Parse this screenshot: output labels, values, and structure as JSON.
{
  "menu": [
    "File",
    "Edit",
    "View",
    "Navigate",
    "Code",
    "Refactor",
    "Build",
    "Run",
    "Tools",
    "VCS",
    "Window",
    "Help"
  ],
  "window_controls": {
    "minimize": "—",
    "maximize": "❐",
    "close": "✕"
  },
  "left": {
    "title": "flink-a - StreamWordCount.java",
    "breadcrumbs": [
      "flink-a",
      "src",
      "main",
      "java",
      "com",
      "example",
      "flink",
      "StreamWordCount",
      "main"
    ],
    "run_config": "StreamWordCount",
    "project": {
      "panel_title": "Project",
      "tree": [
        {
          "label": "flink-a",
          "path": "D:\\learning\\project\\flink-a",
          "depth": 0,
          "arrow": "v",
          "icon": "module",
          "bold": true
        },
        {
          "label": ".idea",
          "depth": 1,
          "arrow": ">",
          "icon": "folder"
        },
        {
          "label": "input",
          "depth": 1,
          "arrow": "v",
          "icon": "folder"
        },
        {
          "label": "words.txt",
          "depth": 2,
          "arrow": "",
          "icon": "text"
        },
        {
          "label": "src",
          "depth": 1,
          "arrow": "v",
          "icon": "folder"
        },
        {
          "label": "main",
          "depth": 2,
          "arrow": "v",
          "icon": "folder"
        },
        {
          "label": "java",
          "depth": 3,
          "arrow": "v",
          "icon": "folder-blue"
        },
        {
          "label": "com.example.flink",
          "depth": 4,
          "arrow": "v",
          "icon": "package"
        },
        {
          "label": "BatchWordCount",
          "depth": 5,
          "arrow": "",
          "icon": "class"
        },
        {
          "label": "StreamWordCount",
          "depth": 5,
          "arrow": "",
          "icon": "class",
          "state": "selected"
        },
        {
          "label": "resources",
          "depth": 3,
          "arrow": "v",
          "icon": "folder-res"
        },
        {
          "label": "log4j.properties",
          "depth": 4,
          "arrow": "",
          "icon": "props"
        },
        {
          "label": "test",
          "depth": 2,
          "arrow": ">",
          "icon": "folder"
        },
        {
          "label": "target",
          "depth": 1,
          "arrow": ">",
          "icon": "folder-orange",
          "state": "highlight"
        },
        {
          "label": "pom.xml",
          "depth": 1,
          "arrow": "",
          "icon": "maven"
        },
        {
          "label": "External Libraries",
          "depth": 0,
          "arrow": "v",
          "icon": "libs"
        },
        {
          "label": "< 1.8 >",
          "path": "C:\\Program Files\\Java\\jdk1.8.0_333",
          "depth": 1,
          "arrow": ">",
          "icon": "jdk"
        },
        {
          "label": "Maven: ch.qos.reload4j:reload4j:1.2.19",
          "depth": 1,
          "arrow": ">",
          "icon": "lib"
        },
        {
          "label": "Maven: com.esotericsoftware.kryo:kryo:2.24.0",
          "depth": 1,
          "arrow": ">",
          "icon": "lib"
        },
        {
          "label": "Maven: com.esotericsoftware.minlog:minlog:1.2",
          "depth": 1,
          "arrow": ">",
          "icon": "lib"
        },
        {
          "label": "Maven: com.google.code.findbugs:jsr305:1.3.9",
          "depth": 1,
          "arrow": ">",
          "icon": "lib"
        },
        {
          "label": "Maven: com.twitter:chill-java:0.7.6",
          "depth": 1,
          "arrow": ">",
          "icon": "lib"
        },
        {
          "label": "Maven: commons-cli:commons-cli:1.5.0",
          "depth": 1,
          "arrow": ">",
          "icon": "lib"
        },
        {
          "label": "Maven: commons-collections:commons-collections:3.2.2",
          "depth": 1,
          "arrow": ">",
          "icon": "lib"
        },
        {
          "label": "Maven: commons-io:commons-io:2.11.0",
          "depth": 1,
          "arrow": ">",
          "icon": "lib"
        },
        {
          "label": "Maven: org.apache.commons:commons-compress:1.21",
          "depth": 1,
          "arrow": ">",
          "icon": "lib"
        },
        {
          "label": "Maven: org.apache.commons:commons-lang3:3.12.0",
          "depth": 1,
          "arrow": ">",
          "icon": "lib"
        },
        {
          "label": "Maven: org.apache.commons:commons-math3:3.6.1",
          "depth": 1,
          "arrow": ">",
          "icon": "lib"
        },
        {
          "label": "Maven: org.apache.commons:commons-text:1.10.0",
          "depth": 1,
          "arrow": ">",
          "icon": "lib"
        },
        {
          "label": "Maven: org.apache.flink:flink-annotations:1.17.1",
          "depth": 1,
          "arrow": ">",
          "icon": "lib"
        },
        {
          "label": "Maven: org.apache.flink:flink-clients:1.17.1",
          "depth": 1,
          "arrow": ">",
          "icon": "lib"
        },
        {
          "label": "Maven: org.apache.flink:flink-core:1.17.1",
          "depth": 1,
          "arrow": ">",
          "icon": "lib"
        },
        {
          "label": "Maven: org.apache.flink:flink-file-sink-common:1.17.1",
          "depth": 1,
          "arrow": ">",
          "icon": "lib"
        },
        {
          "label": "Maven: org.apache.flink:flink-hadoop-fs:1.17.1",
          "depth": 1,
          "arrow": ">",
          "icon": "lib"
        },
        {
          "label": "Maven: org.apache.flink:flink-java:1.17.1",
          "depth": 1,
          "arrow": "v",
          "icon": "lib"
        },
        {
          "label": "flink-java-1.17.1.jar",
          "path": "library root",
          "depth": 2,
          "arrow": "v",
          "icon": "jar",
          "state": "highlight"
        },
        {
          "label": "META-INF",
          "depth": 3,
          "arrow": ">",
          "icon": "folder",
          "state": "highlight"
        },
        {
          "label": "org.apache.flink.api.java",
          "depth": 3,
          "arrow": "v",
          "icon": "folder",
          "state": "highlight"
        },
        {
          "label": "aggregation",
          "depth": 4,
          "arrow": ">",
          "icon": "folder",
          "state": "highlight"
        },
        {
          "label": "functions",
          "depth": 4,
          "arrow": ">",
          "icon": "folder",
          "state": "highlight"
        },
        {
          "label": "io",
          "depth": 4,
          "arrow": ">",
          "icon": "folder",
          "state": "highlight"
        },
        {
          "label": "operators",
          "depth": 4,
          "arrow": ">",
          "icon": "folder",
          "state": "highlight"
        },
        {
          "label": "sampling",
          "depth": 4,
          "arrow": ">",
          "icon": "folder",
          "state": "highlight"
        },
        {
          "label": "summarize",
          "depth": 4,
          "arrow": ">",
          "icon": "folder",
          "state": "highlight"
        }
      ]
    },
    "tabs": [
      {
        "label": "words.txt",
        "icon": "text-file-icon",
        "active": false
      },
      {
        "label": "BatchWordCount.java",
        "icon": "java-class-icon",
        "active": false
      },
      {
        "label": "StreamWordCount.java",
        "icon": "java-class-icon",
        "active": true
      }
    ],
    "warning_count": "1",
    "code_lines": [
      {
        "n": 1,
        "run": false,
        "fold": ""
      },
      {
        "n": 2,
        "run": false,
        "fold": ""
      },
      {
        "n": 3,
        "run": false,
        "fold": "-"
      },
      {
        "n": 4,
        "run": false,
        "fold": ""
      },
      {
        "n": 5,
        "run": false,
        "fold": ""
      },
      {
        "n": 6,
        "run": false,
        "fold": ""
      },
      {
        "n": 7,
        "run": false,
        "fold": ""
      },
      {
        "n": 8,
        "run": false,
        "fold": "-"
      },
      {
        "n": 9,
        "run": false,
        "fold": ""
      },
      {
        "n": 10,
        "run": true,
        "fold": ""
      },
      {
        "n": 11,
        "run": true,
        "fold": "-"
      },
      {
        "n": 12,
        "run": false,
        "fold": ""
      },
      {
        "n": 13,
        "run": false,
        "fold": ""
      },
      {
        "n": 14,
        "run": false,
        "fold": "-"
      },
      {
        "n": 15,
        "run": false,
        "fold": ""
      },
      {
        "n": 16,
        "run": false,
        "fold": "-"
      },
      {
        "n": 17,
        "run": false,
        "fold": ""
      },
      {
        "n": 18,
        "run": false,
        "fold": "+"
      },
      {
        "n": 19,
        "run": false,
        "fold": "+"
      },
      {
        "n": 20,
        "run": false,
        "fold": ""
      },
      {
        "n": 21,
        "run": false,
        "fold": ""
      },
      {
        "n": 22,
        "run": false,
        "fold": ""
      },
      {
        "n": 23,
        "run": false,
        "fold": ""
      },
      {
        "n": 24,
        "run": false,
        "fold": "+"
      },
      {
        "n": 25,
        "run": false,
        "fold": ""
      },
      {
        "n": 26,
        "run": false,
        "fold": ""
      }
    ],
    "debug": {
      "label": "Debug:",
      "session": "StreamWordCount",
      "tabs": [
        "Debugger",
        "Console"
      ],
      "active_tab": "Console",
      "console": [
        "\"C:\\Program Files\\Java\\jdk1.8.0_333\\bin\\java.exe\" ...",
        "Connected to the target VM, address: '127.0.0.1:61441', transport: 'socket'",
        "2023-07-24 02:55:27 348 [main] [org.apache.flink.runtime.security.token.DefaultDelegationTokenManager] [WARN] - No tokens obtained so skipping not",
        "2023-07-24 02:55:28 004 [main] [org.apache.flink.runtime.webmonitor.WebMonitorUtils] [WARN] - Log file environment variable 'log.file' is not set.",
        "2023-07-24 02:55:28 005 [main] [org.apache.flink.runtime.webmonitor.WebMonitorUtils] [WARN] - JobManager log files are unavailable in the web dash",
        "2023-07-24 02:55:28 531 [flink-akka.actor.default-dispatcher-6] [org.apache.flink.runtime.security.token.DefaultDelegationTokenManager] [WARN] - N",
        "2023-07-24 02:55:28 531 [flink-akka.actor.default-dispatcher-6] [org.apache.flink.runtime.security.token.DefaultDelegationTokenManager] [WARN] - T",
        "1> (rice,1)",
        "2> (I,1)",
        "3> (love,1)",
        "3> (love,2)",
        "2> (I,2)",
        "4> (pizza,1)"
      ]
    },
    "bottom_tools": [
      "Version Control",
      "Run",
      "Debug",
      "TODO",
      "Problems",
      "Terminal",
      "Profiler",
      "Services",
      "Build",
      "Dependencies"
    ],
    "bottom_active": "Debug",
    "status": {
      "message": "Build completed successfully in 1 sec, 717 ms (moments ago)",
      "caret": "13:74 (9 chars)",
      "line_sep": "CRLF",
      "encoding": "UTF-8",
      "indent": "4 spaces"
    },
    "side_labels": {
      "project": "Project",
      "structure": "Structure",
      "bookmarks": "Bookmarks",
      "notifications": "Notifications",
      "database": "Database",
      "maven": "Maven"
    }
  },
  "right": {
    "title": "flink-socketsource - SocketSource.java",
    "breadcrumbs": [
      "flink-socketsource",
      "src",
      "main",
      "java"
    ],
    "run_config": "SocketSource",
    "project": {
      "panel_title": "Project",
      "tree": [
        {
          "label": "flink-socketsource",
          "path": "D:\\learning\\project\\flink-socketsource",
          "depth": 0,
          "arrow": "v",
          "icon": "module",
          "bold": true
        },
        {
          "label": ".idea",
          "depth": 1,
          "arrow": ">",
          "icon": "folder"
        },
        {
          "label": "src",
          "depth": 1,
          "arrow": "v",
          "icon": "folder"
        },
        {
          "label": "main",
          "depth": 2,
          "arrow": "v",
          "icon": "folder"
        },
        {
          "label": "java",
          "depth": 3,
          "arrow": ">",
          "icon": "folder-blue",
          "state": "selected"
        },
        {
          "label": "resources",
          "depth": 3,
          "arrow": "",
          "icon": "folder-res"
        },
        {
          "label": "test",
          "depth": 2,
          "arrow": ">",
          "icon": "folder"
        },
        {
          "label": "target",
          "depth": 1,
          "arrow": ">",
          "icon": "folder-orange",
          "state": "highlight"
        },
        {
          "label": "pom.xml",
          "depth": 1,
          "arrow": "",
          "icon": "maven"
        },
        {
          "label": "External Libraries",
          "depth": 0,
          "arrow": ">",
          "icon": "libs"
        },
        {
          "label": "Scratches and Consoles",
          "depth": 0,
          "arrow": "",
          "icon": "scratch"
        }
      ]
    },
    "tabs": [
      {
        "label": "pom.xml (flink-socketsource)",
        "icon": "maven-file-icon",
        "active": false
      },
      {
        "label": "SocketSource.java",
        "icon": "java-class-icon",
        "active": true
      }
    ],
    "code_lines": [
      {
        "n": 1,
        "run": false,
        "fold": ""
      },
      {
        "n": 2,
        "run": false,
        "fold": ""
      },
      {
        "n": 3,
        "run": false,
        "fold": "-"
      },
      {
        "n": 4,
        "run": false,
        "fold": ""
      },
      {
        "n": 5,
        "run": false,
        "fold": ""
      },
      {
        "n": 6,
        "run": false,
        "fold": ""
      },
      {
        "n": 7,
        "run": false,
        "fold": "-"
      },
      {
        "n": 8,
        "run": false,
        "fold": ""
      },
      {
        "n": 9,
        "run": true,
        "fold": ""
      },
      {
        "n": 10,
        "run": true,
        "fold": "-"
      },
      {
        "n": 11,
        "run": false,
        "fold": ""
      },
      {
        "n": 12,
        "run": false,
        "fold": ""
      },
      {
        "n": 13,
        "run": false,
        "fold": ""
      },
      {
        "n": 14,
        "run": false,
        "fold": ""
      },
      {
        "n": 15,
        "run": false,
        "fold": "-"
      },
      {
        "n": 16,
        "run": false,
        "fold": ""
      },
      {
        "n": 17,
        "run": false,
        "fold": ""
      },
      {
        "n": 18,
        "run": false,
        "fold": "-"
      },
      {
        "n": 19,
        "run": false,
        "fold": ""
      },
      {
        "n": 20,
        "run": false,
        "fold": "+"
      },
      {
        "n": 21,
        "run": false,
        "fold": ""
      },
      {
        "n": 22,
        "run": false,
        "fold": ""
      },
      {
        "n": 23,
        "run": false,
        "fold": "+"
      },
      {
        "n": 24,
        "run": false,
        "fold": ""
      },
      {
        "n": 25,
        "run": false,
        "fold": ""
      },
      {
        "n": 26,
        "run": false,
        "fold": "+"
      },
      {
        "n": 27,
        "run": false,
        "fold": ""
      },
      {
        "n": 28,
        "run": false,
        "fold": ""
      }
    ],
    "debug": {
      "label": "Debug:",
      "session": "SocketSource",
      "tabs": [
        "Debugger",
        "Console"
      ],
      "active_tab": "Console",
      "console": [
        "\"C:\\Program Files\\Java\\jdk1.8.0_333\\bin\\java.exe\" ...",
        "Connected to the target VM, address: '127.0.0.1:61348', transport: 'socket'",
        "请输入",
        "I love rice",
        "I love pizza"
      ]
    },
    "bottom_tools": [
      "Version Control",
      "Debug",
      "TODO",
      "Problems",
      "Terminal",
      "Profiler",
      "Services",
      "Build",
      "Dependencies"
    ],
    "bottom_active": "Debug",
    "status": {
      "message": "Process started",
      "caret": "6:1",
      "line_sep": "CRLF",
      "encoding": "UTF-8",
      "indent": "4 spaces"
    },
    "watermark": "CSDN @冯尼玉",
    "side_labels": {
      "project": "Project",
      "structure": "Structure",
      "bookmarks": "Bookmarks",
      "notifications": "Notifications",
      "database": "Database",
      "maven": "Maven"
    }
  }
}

####################

## [WHAT YOU SHOULD DO]
List every line from the entries above in which "transport" appears.

## [EXERCISE SOLUTION]
        "Connected to the target VM, address: '127.0.0.1:61441', transport: 'socket'",
        "Connected to the target VM, address: '127.0.0.1:61348', transport: 'socket'",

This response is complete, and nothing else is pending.